Continue the article on the philanthropic foundations' land-based climate pledge, starting after its final sentence.

§ **Selected extract**
=====

- A group of 17 philanthropic foundations has committed nearly half a billion dollars in support of land-based solutions to climate change and the recognition of indigenous peoples’ and traditional communities’ collective land rights and resource management.
- The announcement is notable because it brings together a range of philanthropies that have often taken a siloed approach to tackling the world’s social and environmental problems.
- The pledge, which includes both previous commitments and new money, raises the profile of two often overlooked opportunities in climate change mitigation: forests, which could help meet up to a third of global emissions targets by 2030, and indigenous and local communities, whose lands comprise nearly a sixth of global forest cover.
- The foundations signed an agreement stating five shared priorities, ranging from the rights of indigenous communities to transitioning toward more sustainable food systems.
A group of 17 philanthropic foundations has committed at least $459 million through 2022 in support of land-based solutions to climate change — including forest conservation and restoration — and the recognition of indigenous peoples’ and traditional communities’ collective land rights and resource management.
The announcement, which was made Tuesday at an event ahead of the Global Climate Action Summit being held in San Francisco, is notable because it brings together a range of philanthropies that have often taken a siloed approach to tackling the world’s problems. These foundations have the potential to mobilize resources more quickly — and take on bigger risks — than governments.
“While the world heats up, many of our governments have been slow — slow to act,” Darren Walker, president of the Ford Foundation, said at a press conference. “And so we in philanthropy must step up.”

=====

[Source records]
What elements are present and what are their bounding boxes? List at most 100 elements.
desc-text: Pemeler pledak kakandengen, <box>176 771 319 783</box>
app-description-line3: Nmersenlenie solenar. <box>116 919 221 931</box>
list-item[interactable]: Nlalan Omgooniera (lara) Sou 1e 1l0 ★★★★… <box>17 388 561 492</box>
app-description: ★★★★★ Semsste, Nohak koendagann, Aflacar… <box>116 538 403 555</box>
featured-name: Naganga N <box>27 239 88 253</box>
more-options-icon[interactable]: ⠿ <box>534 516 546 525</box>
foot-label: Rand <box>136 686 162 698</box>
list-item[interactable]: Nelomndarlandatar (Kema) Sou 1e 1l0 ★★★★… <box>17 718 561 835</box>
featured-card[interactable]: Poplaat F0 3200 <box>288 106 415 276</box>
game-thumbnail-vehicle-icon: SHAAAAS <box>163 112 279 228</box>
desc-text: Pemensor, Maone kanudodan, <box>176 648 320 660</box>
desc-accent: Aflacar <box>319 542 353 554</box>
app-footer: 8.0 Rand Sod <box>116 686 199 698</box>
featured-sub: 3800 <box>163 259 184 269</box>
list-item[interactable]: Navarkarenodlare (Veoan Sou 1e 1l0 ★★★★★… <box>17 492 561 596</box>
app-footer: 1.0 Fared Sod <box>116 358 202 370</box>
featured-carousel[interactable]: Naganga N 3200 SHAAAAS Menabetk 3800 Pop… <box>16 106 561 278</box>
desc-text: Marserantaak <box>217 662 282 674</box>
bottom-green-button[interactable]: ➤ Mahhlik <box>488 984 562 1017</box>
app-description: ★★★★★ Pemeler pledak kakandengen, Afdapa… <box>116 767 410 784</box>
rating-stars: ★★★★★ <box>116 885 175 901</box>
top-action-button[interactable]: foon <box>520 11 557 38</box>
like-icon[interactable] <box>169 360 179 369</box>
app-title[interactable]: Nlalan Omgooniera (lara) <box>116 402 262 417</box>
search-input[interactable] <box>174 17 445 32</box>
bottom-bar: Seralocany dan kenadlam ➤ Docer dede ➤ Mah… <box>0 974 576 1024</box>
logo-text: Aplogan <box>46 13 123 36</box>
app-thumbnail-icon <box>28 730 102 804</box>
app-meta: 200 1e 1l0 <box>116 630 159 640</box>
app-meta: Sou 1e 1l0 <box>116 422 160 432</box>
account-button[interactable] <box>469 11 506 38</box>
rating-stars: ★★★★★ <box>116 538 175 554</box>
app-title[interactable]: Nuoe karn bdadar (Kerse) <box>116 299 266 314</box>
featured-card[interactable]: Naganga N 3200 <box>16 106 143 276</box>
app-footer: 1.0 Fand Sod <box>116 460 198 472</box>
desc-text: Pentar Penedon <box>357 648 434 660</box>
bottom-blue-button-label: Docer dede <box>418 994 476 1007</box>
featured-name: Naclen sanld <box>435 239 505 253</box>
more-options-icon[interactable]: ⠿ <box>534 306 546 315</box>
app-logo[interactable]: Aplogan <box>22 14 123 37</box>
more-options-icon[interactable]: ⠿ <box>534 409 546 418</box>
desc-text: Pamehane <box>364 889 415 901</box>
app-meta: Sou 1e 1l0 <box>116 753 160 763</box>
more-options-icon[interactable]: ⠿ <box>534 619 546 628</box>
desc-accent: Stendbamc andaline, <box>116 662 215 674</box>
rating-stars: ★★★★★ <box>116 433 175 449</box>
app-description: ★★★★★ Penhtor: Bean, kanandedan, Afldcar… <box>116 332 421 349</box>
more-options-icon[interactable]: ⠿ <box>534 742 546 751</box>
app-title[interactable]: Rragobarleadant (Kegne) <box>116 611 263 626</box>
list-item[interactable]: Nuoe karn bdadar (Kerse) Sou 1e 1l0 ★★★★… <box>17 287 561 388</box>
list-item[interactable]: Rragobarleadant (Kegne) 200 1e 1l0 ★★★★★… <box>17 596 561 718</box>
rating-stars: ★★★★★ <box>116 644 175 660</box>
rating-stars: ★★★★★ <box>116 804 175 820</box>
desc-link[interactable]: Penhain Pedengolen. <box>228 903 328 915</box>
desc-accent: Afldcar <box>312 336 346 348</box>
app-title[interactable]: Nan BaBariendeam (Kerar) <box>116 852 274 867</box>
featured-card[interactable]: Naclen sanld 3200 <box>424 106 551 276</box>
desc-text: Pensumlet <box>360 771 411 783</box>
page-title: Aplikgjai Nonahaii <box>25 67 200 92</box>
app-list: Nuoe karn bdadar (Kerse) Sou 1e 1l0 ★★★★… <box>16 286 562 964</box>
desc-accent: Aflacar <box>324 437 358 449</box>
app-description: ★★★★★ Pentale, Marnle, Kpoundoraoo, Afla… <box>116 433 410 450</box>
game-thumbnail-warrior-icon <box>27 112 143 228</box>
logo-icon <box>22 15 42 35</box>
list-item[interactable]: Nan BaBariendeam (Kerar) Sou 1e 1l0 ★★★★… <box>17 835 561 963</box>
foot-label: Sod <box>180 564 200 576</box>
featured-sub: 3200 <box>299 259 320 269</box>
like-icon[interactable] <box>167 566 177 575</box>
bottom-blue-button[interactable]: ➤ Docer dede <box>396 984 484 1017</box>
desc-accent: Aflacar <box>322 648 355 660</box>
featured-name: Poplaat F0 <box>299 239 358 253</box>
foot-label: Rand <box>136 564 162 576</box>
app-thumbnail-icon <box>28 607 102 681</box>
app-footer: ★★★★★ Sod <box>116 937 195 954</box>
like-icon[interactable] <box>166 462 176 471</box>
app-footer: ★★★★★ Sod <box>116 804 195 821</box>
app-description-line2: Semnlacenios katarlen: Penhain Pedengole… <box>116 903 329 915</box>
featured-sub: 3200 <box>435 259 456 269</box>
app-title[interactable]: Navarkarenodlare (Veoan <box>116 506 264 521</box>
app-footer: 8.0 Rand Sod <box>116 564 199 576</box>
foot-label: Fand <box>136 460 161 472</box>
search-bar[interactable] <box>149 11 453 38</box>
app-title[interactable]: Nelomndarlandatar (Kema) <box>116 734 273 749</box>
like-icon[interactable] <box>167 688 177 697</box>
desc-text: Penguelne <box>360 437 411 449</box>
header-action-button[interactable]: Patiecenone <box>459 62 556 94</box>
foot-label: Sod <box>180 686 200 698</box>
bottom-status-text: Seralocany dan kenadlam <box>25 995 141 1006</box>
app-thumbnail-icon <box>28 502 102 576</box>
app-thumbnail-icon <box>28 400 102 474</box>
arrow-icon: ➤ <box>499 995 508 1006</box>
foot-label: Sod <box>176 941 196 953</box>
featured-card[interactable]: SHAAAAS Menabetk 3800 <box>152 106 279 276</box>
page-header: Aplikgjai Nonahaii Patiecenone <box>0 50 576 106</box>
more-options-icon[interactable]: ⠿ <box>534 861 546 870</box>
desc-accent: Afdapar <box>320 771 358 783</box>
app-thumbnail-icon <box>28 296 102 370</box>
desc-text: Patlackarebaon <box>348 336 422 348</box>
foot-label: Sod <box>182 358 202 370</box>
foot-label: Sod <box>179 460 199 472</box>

=====

§ **Exercise result**
“Today marks a major step forward for the philanthropy sector as we step up our collaborative efforts to address the crisis of climate change. Climate solutions rooted in forests and land use are critical to meeting today’s global climate goals–to protect and expand forests, promote sustainable land use, and secure the rights and livelihoods of indigenous and forest communities.”
The pledge, which includes both previous commitments and new money, raises the profile of two often overlooked opportunities in climate change mitigation: forests, which could help meet up to a third of global emissions targets by 2030, and indigenous and local communities, whose lands comprise nearly a sixth of global forest cover.
“Worldwide, lands belonging to indigenous and local communities hold nearly 300 billion metric tons of carbon—equivalent to over 30 times global energy emissions in 2017,” said Vicky Tauli-Corpuz, UN Special Rapporteur on the Rights of Indigenous Peoples, in a statement. “If our rights as Indigenous Peoples are recognized, we can continue to protect these lands for generations to come.”
The foundations signed an agreement stating five shared priorities: “land use policies and finance that help achieve ambitious climate targets and contribute to sustainable development; policies that protect and recognize the role of forests and sustainable land use in supporting rural livelihoods and alleviating poverty; indigenous peoples’ and local communities’ land rights and management of forests, and an end to the violence against and criminalization of environmental defenders; expanded, protected, and restored national parks, conservation areas, and forests that respect the United Nations Declaration on the Rights of Indigenous Peoples and their right to free, prior, and informed consent; and agricultural production and investments that support a transition to sustainable food systems, do not cause deforestation or rural violence, preserve biodiversity, and improve soil health.”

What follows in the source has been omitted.